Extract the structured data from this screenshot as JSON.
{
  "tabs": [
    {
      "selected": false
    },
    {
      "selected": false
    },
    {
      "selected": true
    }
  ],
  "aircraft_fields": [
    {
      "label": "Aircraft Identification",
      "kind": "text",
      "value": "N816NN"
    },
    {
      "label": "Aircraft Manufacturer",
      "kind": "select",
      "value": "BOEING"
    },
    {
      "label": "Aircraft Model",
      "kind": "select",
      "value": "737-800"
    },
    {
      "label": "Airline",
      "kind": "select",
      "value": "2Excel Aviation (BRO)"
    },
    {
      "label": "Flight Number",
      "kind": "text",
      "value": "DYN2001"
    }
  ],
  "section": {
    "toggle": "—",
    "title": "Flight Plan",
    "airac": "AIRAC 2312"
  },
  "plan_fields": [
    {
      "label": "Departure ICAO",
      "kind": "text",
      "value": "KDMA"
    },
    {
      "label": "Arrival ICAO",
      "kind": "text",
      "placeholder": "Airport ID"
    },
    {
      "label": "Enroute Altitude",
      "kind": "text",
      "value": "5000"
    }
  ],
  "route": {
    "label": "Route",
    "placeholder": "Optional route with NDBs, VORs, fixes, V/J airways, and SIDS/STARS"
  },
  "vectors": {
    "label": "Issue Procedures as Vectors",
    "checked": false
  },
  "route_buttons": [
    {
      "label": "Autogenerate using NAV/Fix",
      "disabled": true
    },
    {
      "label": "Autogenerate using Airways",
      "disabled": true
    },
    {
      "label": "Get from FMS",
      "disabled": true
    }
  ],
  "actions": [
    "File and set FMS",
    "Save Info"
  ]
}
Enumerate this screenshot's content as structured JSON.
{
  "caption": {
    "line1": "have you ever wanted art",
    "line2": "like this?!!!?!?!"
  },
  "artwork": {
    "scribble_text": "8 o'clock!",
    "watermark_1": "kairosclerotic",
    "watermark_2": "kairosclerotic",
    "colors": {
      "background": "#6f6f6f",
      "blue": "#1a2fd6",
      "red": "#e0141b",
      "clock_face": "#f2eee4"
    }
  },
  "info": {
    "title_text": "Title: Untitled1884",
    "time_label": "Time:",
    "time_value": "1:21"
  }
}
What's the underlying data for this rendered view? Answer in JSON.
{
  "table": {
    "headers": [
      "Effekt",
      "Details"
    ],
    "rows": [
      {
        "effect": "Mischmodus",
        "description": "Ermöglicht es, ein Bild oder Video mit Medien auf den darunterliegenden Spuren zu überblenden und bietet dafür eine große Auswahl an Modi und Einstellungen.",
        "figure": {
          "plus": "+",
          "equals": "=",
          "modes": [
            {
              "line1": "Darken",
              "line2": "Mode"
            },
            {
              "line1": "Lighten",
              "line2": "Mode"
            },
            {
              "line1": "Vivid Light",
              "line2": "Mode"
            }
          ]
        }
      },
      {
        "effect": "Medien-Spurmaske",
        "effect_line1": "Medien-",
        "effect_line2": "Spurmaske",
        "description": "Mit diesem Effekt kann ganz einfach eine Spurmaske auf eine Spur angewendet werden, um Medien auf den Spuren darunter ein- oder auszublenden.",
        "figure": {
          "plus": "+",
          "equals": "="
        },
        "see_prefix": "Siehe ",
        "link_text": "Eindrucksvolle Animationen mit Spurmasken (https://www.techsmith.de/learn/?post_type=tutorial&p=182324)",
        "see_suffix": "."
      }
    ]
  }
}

──────────

## To do
Copy each line in the data that holds the word "Medien".

## Right answer
        "description": "Ermöglicht es, ein Bild oder Video mit Medien auf den darunterliegenden Spuren zu überblenden und bietet dafür eine große Auswahl an Modi und Einstellungen.",
        "effect": "Medien-Spurmaske",
        "effect_line1": "Medien-",
        "description": "Mit diesem Effekt kann ganz einfach eine Spurmaske auf eine Spur angewendet werden, um Medien auf den Spuren darunter ein- oder auszublenden.",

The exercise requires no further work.